__INPUT ROWS__:
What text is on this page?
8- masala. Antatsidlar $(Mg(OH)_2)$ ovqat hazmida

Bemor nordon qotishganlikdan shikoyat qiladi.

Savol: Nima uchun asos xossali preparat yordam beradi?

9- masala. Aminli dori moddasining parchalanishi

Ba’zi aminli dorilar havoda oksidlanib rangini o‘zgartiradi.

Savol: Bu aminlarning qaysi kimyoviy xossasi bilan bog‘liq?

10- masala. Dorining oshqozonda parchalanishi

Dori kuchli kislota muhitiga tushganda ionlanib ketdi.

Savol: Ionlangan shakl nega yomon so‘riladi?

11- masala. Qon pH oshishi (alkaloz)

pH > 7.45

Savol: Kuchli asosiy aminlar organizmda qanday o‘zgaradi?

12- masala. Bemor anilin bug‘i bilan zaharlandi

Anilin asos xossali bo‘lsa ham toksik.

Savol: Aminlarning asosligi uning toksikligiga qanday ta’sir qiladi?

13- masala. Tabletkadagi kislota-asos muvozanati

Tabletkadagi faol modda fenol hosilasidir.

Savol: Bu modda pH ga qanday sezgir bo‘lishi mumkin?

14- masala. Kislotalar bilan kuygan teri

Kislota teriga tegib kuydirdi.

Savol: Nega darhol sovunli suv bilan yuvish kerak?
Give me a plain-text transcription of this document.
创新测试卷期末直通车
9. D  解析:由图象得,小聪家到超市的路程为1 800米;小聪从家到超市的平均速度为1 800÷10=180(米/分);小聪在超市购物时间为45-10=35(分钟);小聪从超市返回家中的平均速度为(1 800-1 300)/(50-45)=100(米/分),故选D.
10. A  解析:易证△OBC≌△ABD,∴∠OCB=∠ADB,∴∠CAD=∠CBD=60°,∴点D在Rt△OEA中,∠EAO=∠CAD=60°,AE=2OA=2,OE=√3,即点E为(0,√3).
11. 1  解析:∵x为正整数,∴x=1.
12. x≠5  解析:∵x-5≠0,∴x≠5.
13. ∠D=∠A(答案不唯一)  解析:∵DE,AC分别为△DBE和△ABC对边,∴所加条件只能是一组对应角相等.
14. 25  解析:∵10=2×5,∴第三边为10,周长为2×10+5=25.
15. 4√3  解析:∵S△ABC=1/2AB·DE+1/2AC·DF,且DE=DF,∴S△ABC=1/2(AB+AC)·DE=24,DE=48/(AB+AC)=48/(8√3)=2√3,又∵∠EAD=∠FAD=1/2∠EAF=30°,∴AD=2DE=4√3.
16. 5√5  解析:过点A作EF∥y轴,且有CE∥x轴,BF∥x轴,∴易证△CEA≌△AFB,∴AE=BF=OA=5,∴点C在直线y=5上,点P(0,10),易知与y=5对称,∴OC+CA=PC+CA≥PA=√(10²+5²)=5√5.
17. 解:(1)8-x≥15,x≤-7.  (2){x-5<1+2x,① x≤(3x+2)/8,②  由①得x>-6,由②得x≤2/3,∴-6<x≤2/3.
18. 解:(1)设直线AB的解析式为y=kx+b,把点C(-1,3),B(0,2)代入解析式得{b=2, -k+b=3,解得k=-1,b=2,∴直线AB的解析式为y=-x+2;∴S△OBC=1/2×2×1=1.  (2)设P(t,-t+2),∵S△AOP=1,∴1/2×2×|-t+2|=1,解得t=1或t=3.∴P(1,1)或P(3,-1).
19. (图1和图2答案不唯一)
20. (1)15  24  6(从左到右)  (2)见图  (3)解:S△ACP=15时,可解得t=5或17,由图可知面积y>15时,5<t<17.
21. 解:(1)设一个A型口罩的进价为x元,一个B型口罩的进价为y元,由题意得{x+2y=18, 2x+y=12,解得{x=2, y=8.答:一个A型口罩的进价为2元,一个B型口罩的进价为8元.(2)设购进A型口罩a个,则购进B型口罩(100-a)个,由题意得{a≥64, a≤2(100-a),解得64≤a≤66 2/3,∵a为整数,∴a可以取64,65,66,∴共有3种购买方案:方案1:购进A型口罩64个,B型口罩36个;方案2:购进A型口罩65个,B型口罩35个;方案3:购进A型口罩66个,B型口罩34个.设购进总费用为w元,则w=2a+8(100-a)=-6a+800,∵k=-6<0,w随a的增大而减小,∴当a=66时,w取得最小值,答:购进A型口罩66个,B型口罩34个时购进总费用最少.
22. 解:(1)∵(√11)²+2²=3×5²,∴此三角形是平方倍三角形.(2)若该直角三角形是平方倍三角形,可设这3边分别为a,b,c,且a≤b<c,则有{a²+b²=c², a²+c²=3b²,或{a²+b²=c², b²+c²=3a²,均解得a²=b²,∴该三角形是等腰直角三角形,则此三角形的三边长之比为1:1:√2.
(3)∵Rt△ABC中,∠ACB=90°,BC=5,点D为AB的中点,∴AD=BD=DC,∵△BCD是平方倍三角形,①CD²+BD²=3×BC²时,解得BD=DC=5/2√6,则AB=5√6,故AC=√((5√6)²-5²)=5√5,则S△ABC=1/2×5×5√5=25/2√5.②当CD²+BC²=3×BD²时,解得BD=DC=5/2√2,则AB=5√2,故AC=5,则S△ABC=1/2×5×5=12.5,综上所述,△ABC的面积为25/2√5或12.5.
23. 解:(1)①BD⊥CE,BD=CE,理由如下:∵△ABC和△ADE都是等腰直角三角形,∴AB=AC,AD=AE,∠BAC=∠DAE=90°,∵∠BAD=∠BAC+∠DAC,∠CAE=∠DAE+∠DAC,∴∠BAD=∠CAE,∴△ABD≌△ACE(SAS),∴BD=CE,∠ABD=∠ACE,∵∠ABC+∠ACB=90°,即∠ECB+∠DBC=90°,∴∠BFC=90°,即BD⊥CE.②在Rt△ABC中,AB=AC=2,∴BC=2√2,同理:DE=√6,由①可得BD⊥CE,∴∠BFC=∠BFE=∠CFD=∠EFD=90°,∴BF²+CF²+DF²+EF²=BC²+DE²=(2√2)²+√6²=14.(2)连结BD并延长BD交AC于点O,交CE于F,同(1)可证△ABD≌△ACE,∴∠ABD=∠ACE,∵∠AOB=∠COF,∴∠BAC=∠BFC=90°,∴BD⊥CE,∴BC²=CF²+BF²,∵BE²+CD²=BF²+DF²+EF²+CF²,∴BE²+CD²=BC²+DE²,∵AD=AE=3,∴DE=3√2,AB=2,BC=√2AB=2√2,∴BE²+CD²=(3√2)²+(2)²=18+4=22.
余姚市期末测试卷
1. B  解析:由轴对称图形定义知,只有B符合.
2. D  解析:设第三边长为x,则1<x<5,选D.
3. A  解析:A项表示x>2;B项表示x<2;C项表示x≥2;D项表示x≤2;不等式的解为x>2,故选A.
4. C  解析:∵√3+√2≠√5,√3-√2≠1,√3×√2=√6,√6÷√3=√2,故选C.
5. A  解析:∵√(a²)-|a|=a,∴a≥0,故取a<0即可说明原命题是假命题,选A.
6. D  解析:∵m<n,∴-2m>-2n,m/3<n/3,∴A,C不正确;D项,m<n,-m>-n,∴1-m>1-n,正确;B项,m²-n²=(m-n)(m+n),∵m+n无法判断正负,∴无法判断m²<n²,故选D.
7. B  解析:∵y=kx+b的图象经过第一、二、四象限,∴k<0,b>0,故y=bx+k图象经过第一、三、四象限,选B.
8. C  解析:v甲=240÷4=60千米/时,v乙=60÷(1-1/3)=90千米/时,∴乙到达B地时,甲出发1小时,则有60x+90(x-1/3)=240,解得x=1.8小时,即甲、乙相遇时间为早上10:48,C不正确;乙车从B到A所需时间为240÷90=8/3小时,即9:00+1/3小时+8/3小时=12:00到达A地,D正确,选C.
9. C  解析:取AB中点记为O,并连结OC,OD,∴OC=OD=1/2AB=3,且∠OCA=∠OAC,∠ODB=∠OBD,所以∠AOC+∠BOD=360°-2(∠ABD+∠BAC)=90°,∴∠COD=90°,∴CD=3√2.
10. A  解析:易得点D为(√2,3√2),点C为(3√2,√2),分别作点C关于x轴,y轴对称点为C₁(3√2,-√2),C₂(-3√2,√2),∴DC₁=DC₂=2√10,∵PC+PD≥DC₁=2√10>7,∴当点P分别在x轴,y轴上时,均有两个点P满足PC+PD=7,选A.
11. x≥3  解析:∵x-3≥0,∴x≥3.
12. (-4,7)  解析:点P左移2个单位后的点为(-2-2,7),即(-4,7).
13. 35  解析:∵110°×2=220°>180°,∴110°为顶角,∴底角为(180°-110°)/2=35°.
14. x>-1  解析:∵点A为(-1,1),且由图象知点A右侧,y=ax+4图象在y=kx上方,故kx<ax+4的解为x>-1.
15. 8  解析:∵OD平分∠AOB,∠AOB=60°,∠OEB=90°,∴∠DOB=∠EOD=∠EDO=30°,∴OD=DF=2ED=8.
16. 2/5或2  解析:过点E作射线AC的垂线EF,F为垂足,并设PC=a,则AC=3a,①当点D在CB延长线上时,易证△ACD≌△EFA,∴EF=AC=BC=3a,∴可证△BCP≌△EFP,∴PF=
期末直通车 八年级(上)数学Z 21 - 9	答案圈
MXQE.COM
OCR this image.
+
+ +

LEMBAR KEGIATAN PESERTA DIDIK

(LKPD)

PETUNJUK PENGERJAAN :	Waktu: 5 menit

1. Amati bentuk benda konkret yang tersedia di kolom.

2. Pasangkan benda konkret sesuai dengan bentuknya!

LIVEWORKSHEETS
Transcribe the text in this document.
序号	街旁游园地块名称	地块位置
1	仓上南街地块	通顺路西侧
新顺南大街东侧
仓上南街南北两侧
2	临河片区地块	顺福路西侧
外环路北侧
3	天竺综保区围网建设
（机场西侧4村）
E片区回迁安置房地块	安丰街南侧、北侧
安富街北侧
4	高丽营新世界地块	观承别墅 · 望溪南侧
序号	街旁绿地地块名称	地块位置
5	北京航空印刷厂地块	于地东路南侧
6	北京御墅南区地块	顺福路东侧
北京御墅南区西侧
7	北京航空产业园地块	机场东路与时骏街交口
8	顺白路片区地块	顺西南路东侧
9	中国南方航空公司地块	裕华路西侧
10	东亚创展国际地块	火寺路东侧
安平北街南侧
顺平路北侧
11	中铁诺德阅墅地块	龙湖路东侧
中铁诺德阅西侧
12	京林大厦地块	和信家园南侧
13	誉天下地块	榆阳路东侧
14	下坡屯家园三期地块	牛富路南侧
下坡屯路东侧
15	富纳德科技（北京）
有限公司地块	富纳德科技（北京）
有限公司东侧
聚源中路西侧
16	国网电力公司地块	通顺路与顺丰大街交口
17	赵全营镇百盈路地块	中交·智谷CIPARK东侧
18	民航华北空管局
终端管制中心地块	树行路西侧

__PROBLEM__:
Examine the records and report how many lines contain the string "text". Only the number should be given.

__FULL ANSWER__:
3